■ TASK STATEMENT
Transcribe the records below in full; pictures stay out of the copy.
[START]
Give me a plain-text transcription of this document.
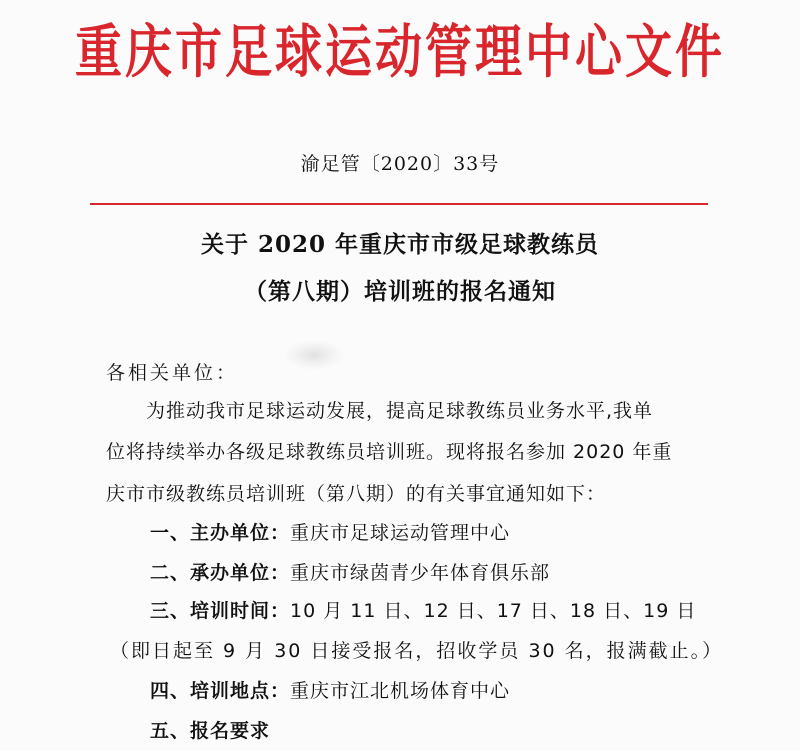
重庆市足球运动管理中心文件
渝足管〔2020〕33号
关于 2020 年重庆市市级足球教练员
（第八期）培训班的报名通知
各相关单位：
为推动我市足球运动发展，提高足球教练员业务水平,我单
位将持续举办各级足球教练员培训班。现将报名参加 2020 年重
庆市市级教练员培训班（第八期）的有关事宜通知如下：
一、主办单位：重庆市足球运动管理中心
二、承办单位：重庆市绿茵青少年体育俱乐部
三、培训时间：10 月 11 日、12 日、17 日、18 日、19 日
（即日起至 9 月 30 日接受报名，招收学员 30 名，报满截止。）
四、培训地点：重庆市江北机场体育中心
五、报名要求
[END]
■ CORRECT OUTPUT
Give me a plain-text transcription of this document.
重庆市足球运动管理中心文件
渝足管〔2020〕33号
关于 2020 年重庆市市级足球教练员
（第八期）培训班的报名通知
各相关单位：
为推动我市足球运动发展，提高足球教练员业务水平,我单
位将持续举办各级足球教练员培训班。现将报名参加 2020 年重
庆市市级教练员培训班（第八期）的有关事宜通知如下：
一、主办单位：重庆市足球运动管理中心
二、承办单位：重庆市绿茵青少年体育俱乐部
三、培训时间：10 月 11 日、12 日、17 日、18 日、19 日
（即日起至 9 月 30 日接受报名，招收学员 30 名，报满截止。）
四、培训地点：重庆市江北机场体育中心
五、报名要求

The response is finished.